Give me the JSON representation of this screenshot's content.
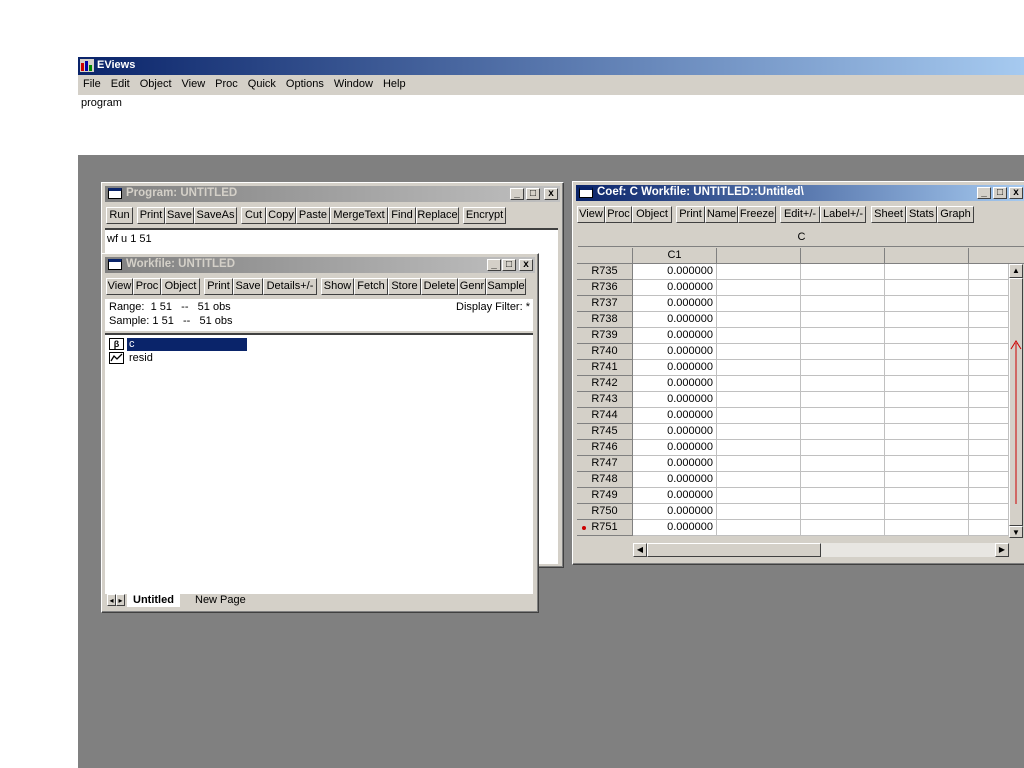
{
  "app": {
    "title": "EViews",
    "menu": [
      "File",
      "Edit",
      "Object",
      "View",
      "Proc",
      "Quick",
      "Options",
      "Window",
      "Help"
    ],
    "command_text": "program"
  },
  "program_window": {
    "title": "Program: UNTITLED",
    "toolbar": [
      "Run",
      "Print",
      "Save",
      "SaveAs",
      "Cut",
      "Copy",
      "Paste",
      "MergeText",
      "Find",
      "Replace",
      "Encrypt"
    ],
    "code": "wf u 1 51"
  },
  "workfile_window": {
    "title": "Workfile: UNTITLED",
    "toolbar": [
      "View",
      "Proc",
      "Object",
      "Print",
      "Save",
      "Details+/-",
      "Show",
      "Fetch",
      "Store",
      "Delete",
      "Genr",
      "Sample"
    ],
    "range": "Range:  1 51   --   51 obs",
    "sample": "Sample: 1 51   --   51 obs",
    "display_filter": "Display Filter: *",
    "items": [
      {
        "name": "c",
        "icon": "coef-icon",
        "selected": true
      },
      {
        "name": "resid",
        "icon": "series-icon",
        "selected": false
      }
    ],
    "tabs": [
      "Untitled",
      "New Page"
    ]
  },
  "coef_window": {
    "title": "Coef: C   Workfile: UNTITLED::Untitled\\",
    "toolbar": [
      "View",
      "Proc",
      "Object",
      "Print",
      "Name",
      "Freeze",
      "Edit+/-",
      "Label+/-",
      "Sheet",
      "Stats",
      "Graph"
    ],
    "header": "C",
    "column": "C1",
    "rows": [
      {
        "label": "R735",
        "value": "0.000000"
      },
      {
        "label": "R736",
        "value": "0.000000"
      },
      {
        "label": "R737",
        "value": "0.000000"
      },
      {
        "label": "R738",
        "value": "0.000000"
      },
      {
        "label": "R739",
        "value": "0.000000"
      },
      {
        "label": "R740",
        "value": "0.000000"
      },
      {
        "label": "R741",
        "value": "0.000000"
      },
      {
        "label": "R742",
        "value": "0.000000"
      },
      {
        "label": "R743",
        "value": "0.000000"
      },
      {
        "label": "R744",
        "value": "0.000000"
      },
      {
        "label": "R745",
        "value": "0.000000"
      },
      {
        "label": "R746",
        "value": "0.000000"
      },
      {
        "label": "R747",
        "value": "0.000000"
      },
      {
        "label": "R748",
        "value": "0.000000"
      },
      {
        "label": "R749",
        "value": "0.000000"
      },
      {
        "label": "R750",
        "value": "0.000000"
      },
      {
        "label": "R751",
        "value": "0.000000",
        "marked": true
      }
    ]
  },
  "colors": {
    "title_active": "#0a246a",
    "title_gradient_end": "#a6caf0",
    "desktop": "#808080",
    "face": "#d4d0c8",
    "marker": "#cc0000"
  }
}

* * * * * * *

— To do —
Copy every entry word for word, but omit the pictures.

— Response —
Give me the JSON representation of this screenshot's content.
{
  "app": {
    "title": "EViews",
    "menu": [
      "File",
      "Edit",
      "Object",
      "View",
      "Proc",
      "Quick",
      "Options",
      "Window",
      "Help"
    ],
    "command_text": "program"
  },
  "program_window": {
    "title": "Program: UNTITLED",
    "toolbar": [
      "Run",
      "Print",
      "Save",
      "SaveAs",
      "Cut",
      "Copy",
      "Paste",
      "MergeText",
      "Find",
      "Replace",
      "Encrypt"
    ],
    "code": "wf u 1 51"
  },
  "workfile_window": {
    "title": "Workfile: UNTITLED",
    "toolbar": [
      "View",
      "Proc",
      "Object",
      "Print",
      "Save",
      "Details+/-",
      "Show",
      "Fetch",
      "Store",
      "Delete",
      "Genr",
      "Sample"
    ],
    "range": "Range:  1 51   --   51 obs",
    "sample": "Sample: 1 51   --   51 obs",
    "display_filter": "Display Filter: *",
    "items": [
      {
        "name": "c",
        "icon": "coef-icon",
        "selected": true
      },
      {
        "name": "resid",
        "icon": "series-icon",
        "selected": false
      }
    ],
    "tabs": [
      "Untitled",
      "New Page"
    ]
  },
  "coef_window": {
    "title": "Coef: C   Workfile: UNTITLED::Untitled\\",
    "toolbar": [
      "View",
      "Proc",
      "Object",
      "Print",
      "Name",
      "Freeze",
      "Edit+/-",
      "Label+/-",
      "Sheet",
      "Stats",
      "Graph"
    ],
    "header": "C",
    "column": "C1",
    "rows": [
      {
        "label": "R735",
        "value": "0.000000"
      },
      {
        "label": "R736",
        "value": "0.000000"
      },
      {
        "label": "R737",
        "value": "0.000000"
      },
      {
        "label": "R738",
        "value": "0.000000"
      },
      {
        "label": "R739",
        "value": "0.000000"
      },
      {
        "label": "R740",
        "value": "0.000000"
      },
      {
        "label": "R741",
        "value": "0.000000"
      },
      {
        "label": "R742",
        "value": "0.000000"
      },
      {
        "label": "R743",
        "value": "0.000000"
      },
      {
        "label": "R744",
        "value": "0.000000"
      },
      {
        "label": "R745",
        "value": "0.000000"
      },
      {
        "label": "R746",
        "value": "0.000000"
      },
      {
        "label": "R747",
        "value": "0.000000"
      },
      {
        "label": "R748",
        "value": "0.000000"
      },
      {
        "label": "R749",
        "value": "0.000000"
      },
      {
        "label": "R750",
        "value": "0.000000"
      },
      {
        "label": "R751",
        "value": "0.000000",
        "marked": true
      }
    ]
  },
  "colors": {
    "title_active": "#0a246a",
    "title_gradient_end": "#a6caf0",
    "desktop": "#808080",
    "face": "#d4d0c8",
    "marker": "#cc0000"
  }
}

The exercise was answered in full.